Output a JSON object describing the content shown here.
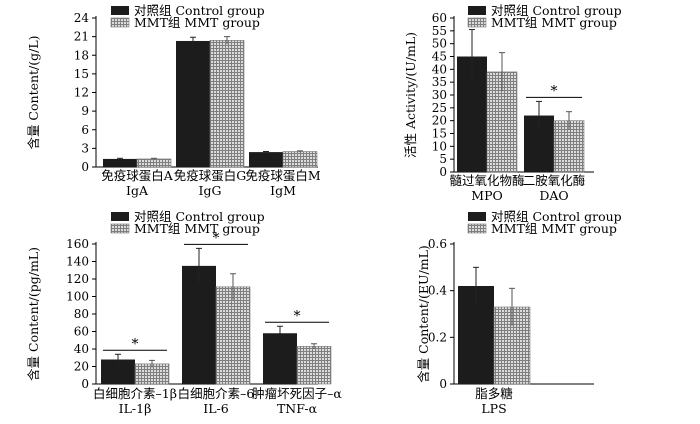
{
  "chart_data": [
    {
      "type": "bar",
      "panel": "immunoglobulin",
      "ylabel": "含量 Content/(g/L)",
      "ylim": [
        0,
        24
      ],
      "yticks": [
        "0",
        "3",
        "6",
        "9",
        "12",
        "15",
        "18",
        "21",
        "24"
      ],
      "categories": [
        "免疫球蛋白A",
        "免疫球蛋白G",
        "免疫球蛋白M"
      ],
      "categories_en": [
        "IgA",
        "IgG",
        "IgM"
      ],
      "series": [
        {
          "name": "对照组 Control group",
          "values": [
            1.3,
            20.3,
            2.4
          ],
          "errors": [
            0.1,
            0.6,
            0.1
          ]
        },
        {
          "name": "MMT组 MMT group",
          "values": [
            1.3,
            20.4,
            2.5
          ],
          "errors": [
            0.1,
            0.6,
            0.1
          ]
        }
      ],
      "significance": []
    },
    {
      "type": "bar",
      "panel": "enzymes",
      "ylabel": "活性 Activity/(U/mL)",
      "ylim": [
        0,
        60
      ],
      "yticks": [
        "0",
        "5",
        "10",
        "15",
        "20",
        "25",
        "30",
        "35",
        "40",
        "45",
        "50",
        "55",
        "60"
      ],
      "categories": [
        "髓过氧化物酶",
        "二胺氧化酶"
      ],
      "categories_en": [
        "MPO",
        "DAO"
      ],
      "series": [
        {
          "name": "对照组 Control group",
          "values": [
            45,
            22
          ],
          "errors": [
            10.5,
            5.5
          ]
        },
        {
          "name": "MMT组 MMT group",
          "values": [
            39,
            20
          ],
          "errors": [
            7.5,
            3.5
          ]
        }
      ],
      "significance": [
        {
          "category": 1,
          "label": "*"
        }
      ]
    },
    {
      "type": "bar",
      "panel": "cytokines",
      "ylabel": "含量 Content/(pg/mL)",
      "ylim": [
        0,
        160
      ],
      "yticks": [
        "0",
        "20",
        "40",
        "60",
        "80",
        "100",
        "120",
        "140",
        "160"
      ],
      "categories": [
        "白细胞介素–1β",
        "白细胞介素–6",
        "肿瘤坏死因子–α"
      ],
      "categories_en": [
        "IL-1β",
        "IL-6",
        "TNF-α"
      ],
      "series": [
        {
          "name": "对照组 Control group",
          "values": [
            28,
            135,
            58
          ],
          "errors": [
            6,
            20,
            8
          ]
        },
        {
          "name": "MMT组 MMT group",
          "values": [
            23,
            111,
            43
          ],
          "errors": [
            4,
            15,
            3
          ]
        }
      ],
      "significance": [
        {
          "category": 0,
          "label": "*"
        },
        {
          "category": 1,
          "label": "*"
        },
        {
          "category": 2,
          "label": "*"
        }
      ]
    },
    {
      "type": "bar",
      "panel": "lps",
      "ylabel": "含量 Content/(EU/mL)",
      "ylim": [
        0,
        0.6
      ],
      "yticks": [
        "0",
        "0.2",
        "0.4",
        "0.6"
      ],
      "categories": [
        "脂多糖"
      ],
      "categories_en": [
        "LPS"
      ],
      "series": [
        {
          "name": "对照组 Control group",
          "values": [
            0.42
          ],
          "errors": [
            0.08
          ]
        },
        {
          "name": "MMT组 MMT group",
          "values": [
            0.33
          ],
          "errors": [
            0.08
          ]
        }
      ],
      "significance": []
    }
  ],
  "colors": {
    "control": "#1c1c1c",
    "mmt": "#9a9a9a",
    "axis": "#000000"
  }
}
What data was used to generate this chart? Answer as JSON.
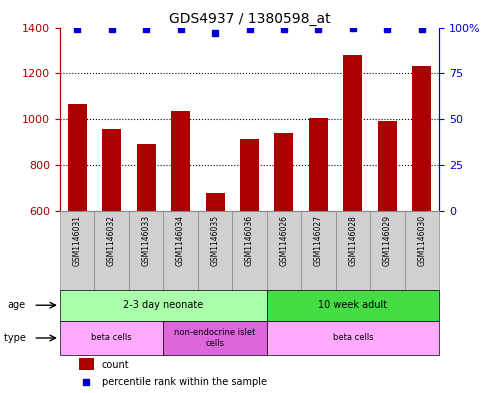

■ Exercise goal ■
Filter the records above down to the lines containing "ylabel".

■ Answer to the exercise ■
      "ylabel": "含量 Content/(g/L)",
      "ylabel": "活性 Activity/(U/mL)",
      "ylabel": "含量 Content/(pg/mL)",
      "ylabel": "含量 Content/(EU/mL)",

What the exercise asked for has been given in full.